## Brief
Set the data down again, exactly as it reads, but without the pictures.

Dataset items:

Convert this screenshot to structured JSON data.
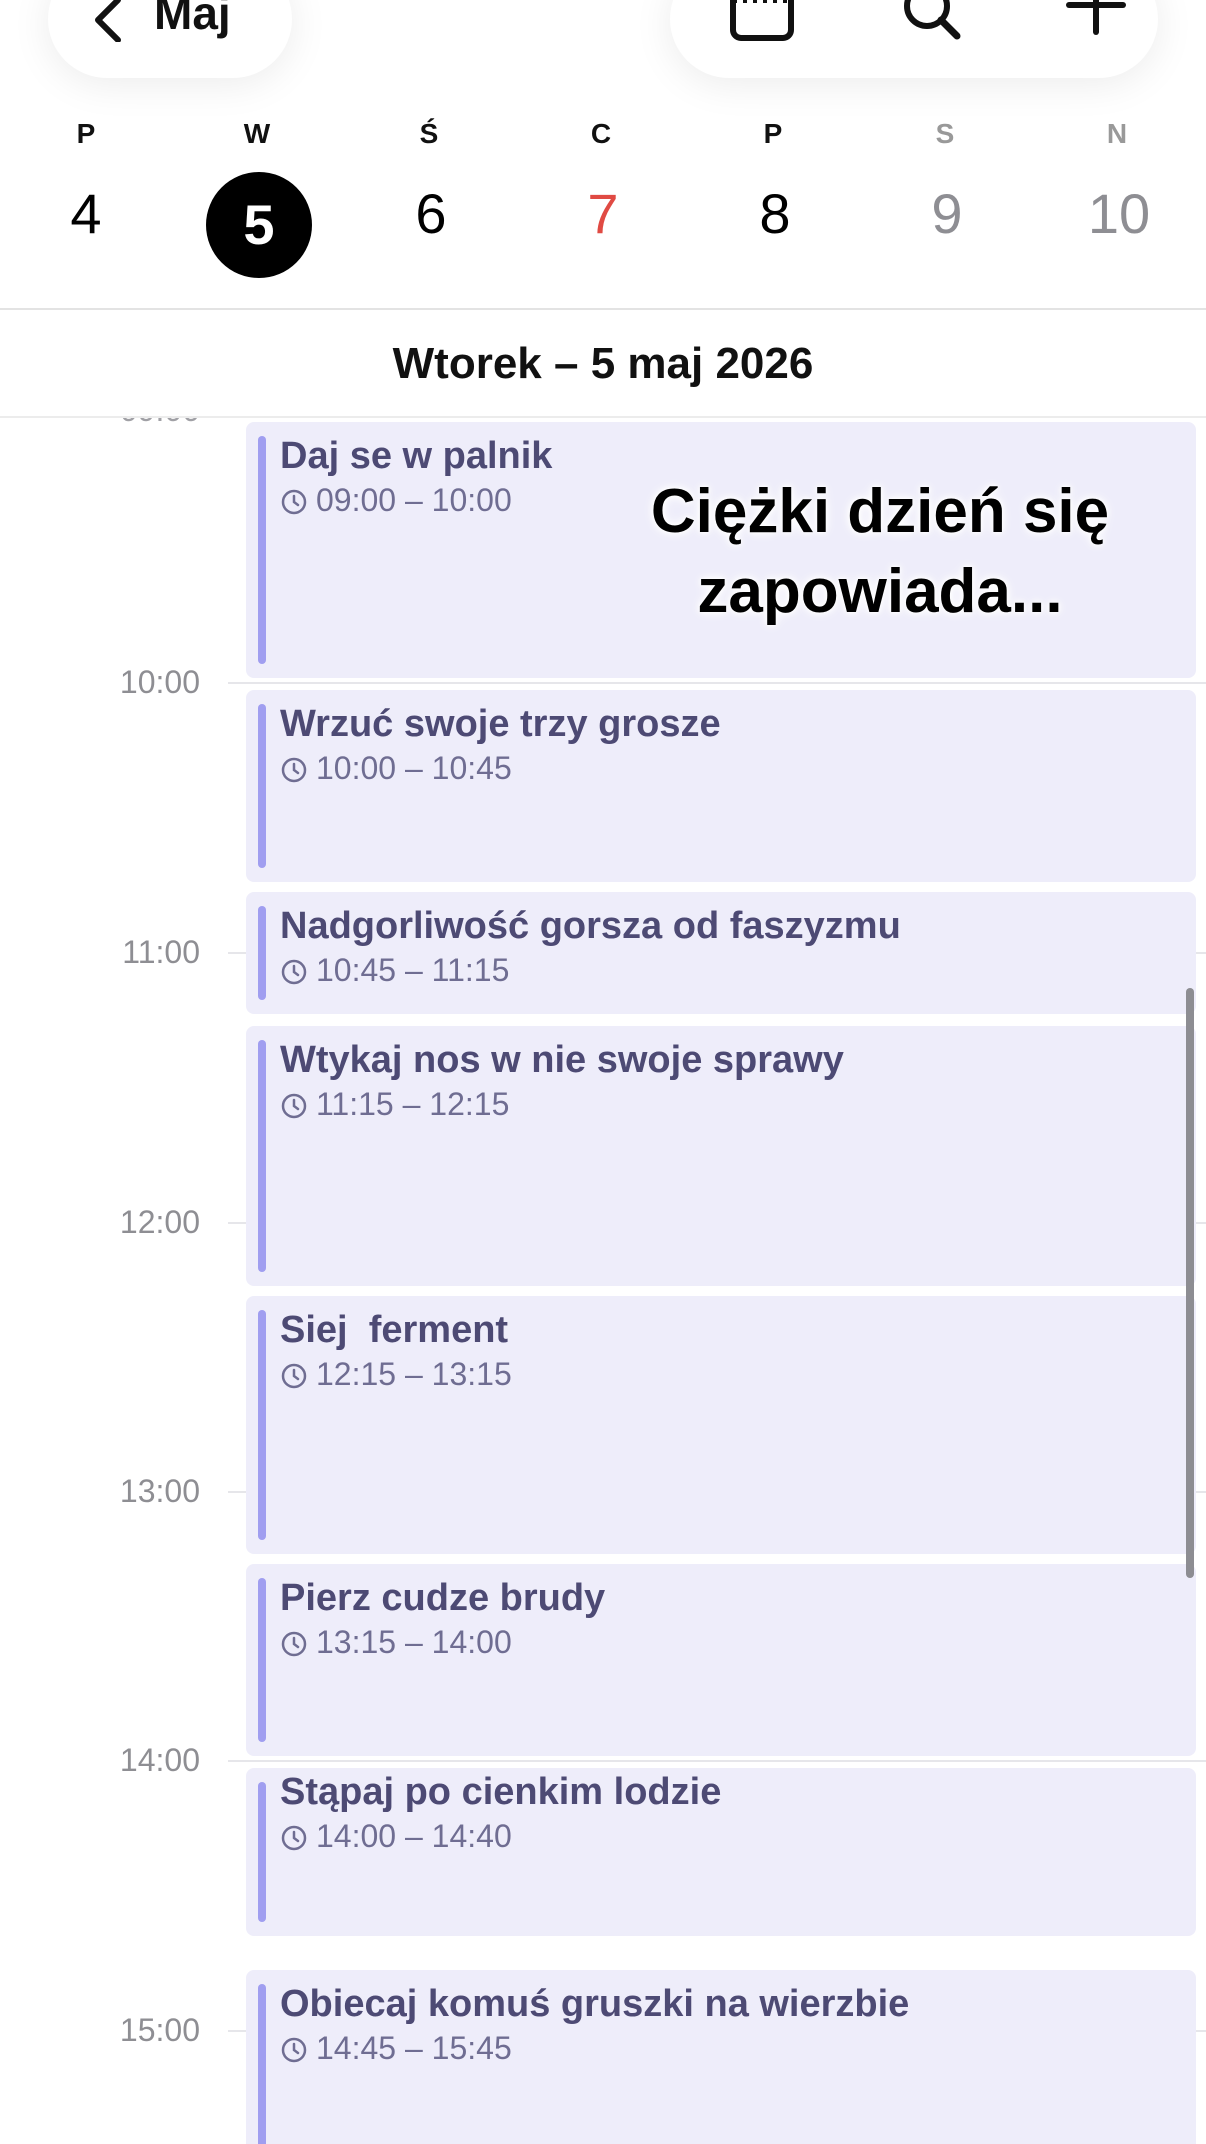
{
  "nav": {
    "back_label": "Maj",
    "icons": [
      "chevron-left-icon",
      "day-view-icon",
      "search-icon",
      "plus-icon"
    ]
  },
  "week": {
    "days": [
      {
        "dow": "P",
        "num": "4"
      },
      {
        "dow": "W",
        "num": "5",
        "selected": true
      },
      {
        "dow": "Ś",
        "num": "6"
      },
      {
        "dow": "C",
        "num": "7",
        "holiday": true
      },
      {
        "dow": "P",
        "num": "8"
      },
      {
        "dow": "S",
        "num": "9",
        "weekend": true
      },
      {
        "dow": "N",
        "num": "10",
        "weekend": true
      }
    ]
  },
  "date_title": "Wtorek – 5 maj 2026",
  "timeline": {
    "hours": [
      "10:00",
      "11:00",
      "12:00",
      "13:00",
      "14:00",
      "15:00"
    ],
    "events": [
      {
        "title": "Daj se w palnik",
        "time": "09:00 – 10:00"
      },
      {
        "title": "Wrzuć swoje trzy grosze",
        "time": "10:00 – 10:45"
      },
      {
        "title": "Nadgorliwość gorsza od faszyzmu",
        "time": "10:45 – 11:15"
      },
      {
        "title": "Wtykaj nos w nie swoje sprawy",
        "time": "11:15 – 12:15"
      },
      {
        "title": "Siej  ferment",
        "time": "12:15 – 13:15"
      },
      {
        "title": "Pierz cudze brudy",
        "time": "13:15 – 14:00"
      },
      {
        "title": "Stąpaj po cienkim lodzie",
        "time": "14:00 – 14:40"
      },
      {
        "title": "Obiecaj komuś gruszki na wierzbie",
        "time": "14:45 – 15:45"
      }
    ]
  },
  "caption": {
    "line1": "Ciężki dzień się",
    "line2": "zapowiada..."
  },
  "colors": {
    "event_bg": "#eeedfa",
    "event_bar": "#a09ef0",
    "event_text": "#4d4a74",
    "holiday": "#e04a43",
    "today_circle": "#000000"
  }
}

## Exercise response
Convert this screenshot to structured JSON data.
{
  "nav": {
    "back_label": "Maj",
    "icons": [
      "chevron-left-icon",
      "day-view-icon",
      "search-icon",
      "plus-icon"
    ]
  },
  "week": {
    "days": [
      {
        "dow": "P",
        "num": "4"
      },
      {
        "dow": "W",
        "num": "5",
        "selected": true
      },
      {
        "dow": "Ś",
        "num": "6"
      },
      {
        "dow": "C",
        "num": "7",
        "holiday": true
      },
      {
        "dow": "P",
        "num": "8"
      },
      {
        "dow": "S",
        "num": "9",
        "weekend": true
      },
      {
        "dow": "N",
        "num": "10",
        "weekend": true
      }
    ]
  },
  "date_title": "Wtorek – 5 maj 2026",
  "timeline": {
    "hours": [
      "10:00",
      "11:00",
      "12:00",
      "13:00",
      "14:00",
      "15:00"
    ],
    "events": [
      {
        "title": "Daj se w palnik",
        "time": "09:00 – 10:00"
      },
      {
        "title": "Wrzuć swoje trzy grosze",
        "time": "10:00 – 10:45"
      },
      {
        "title": "Nadgorliwość gorsza od faszyzmu",
        "time": "10:45 – 11:15"
      },
      {
        "title": "Wtykaj nos w nie swoje sprawy",
        "time": "11:15 – 12:15"
      },
      {
        "title": "Siej  ferment",
        "time": "12:15 – 13:15"
      },
      {
        "title": "Pierz cudze brudy",
        "time": "13:15 – 14:00"
      },
      {
        "title": "Stąpaj po cienkim lodzie",
        "time": "14:00 – 14:40"
      },
      {
        "title": "Obiecaj komuś gruszki na wierzbie",
        "time": "14:45 – 15:45"
      }
    ]
  },
  "caption": {
    "line1": "Ciężki dzień się",
    "line2": "zapowiada..."
  },
  "colors": {
    "event_bg": "#eeedfa",
    "event_bar": "#a09ef0",
    "event_text": "#4d4a74",
    "holiday": "#e04a43",
    "today_circle": "#000000"
  }
}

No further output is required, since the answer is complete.